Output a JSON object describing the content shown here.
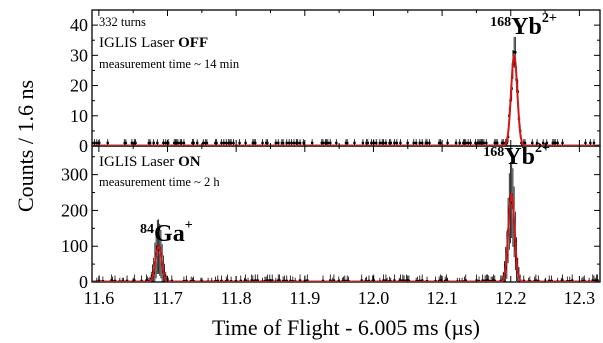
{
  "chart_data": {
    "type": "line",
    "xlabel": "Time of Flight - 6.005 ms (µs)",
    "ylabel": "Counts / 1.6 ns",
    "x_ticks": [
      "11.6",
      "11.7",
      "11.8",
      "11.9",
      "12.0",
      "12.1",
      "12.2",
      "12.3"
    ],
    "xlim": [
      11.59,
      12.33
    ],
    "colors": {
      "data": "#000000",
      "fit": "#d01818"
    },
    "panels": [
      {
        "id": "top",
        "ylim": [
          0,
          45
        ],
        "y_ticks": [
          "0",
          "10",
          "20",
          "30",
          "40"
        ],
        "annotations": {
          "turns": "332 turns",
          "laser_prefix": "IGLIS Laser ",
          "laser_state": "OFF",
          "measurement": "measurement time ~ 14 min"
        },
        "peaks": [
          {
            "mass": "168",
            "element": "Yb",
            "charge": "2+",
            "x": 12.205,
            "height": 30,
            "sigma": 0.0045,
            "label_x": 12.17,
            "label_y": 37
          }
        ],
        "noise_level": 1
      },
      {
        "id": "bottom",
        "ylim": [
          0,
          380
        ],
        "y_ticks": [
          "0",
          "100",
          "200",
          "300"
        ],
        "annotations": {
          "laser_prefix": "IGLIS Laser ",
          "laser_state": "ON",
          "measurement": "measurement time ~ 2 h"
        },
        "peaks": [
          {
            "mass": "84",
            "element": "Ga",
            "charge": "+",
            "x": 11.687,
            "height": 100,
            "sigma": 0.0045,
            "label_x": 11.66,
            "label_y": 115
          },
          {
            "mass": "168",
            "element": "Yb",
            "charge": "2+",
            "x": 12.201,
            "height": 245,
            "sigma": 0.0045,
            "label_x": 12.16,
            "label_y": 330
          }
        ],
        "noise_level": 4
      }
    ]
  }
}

◇ ◇ ◇ ◇ ◇

» WHAT IS REQUIRED
Repeat the data exactly in full, omitting its pictures.

» SOLUTION TO THIS EXERCISE
Output a JSON object describing the content shown here.
{
  "chart_data": {
    "type": "line",
    "xlabel": "Time of Flight - 6.005 ms (µs)",
    "ylabel": "Counts / 1.6 ns",
    "x_ticks": [
      "11.6",
      "11.7",
      "11.8",
      "11.9",
      "12.0",
      "12.1",
      "12.2",
      "12.3"
    ],
    "xlim": [
      11.59,
      12.33
    ],
    "colors": {
      "data": "#000000",
      "fit": "#d01818"
    },
    "panels": [
      {
        "id": "top",
        "ylim": [
          0,
          45
        ],
        "y_ticks": [
          "0",
          "10",
          "20",
          "30",
          "40"
        ],
        "annotations": {
          "turns": "332 turns",
          "laser_prefix": "IGLIS Laser ",
          "laser_state": "OFF",
          "measurement": "measurement time ~ 14 min"
        },
        "peaks": [
          {
            "mass": "168",
            "element": "Yb",
            "charge": "2+",
            "x": 12.205,
            "height": 30,
            "sigma": 0.0045,
            "label_x": 12.17,
            "label_y": 37
          }
        ],
        "noise_level": 1
      },
      {
        "id": "bottom",
        "ylim": [
          0,
          380
        ],
        "y_ticks": [
          "0",
          "100",
          "200",
          "300"
        ],
        "annotations": {
          "laser_prefix": "IGLIS Laser ",
          "laser_state": "ON",
          "measurement": "measurement time ~ 2 h"
        },
        "peaks": [
          {
            "mass": "84",
            "element": "Ga",
            "charge": "+",
            "x": 11.687,
            "height": 100,
            "sigma": 0.0045,
            "label_x": 11.66,
            "label_y": 115
          },
          {
            "mass": "168",
            "element": "Yb",
            "charge": "2+",
            "x": 12.201,
            "height": 245,
            "sigma": 0.0045,
            "label_x": 12.16,
            "label_y": 330
          }
        ],
        "noise_level": 4
      }
    ]
  }
}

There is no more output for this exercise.